Your task is to output the listing word for word, with pictures excluded.

-- start TASK INPUT --

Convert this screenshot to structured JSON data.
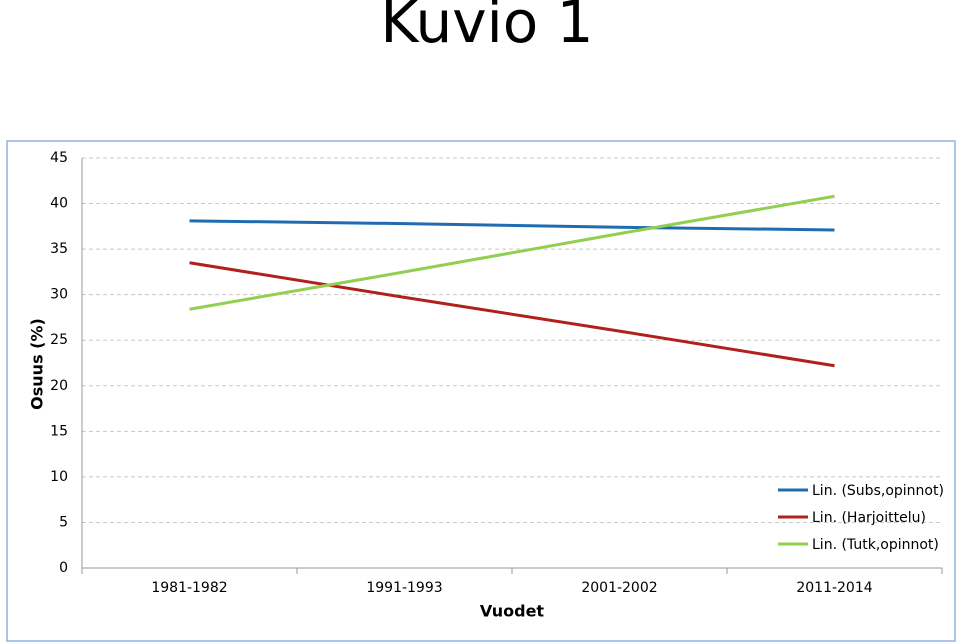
{
  "title": "Kuvio 1",
  "chart_data": {
    "type": "line",
    "y_label": "Osuus (%)",
    "x_label": "Vuodet",
    "categories": [
      "1981-1982",
      "1991-1993",
      "2001-2002",
      "2011-2014"
    ],
    "series": [
      {
        "name": "Lin. (Subs,opinnot)",
        "color": "#1f6db0",
        "values": [
          38.1,
          37.8,
          37.4,
          37.1
        ]
      },
      {
        "name": "Lin. (Harjoittelu)",
        "color": "#b0211c",
        "values": [
          33.5,
          29.7,
          26.0,
          22.2
        ]
      },
      {
        "name": "Lin. (Tutk,opinnot)",
        "color": "#92cf50",
        "values": [
          28.4,
          32.5,
          36.7,
          40.8
        ]
      }
    ],
    "ylim": [
      0,
      45
    ],
    "yticks": [
      0,
      5,
      10,
      15,
      20,
      25,
      30,
      35,
      40,
      45
    ],
    "grid": true,
    "legend": "lower right"
  }
}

-- end TASK INPUT --

» EXERCISE RESULT
Convert this screenshot to structured JSON data.
{
  "title": "Kuvio 1",
  "chart_data": {
    "type": "line",
    "y_label": "Osuus (%)",
    "x_label": "Vuodet",
    "categories": [
      "1981-1982",
      "1991-1993",
      "2001-2002",
      "2011-2014"
    ],
    "series": [
      {
        "name": "Lin. (Subs,opinnot)",
        "color": "#1f6db0",
        "values": [
          38.1,
          37.8,
          37.4,
          37.1
        ]
      },
      {
        "name": "Lin. (Harjoittelu)",
        "color": "#b0211c",
        "values": [
          33.5,
          29.7,
          26.0,
          22.2
        ]
      },
      {
        "name": "Lin. (Tutk,opinnot)",
        "color": "#92cf50",
        "values": [
          28.4,
          32.5,
          36.7,
          40.8
        ]
      }
    ],
    "ylim": [
      0,
      45
    ],
    "yticks": [
      0,
      5,
      10,
      15,
      20,
      25,
      30,
      35,
      40,
      45
    ],
    "grid": true,
    "legend": "lower right"
  }
}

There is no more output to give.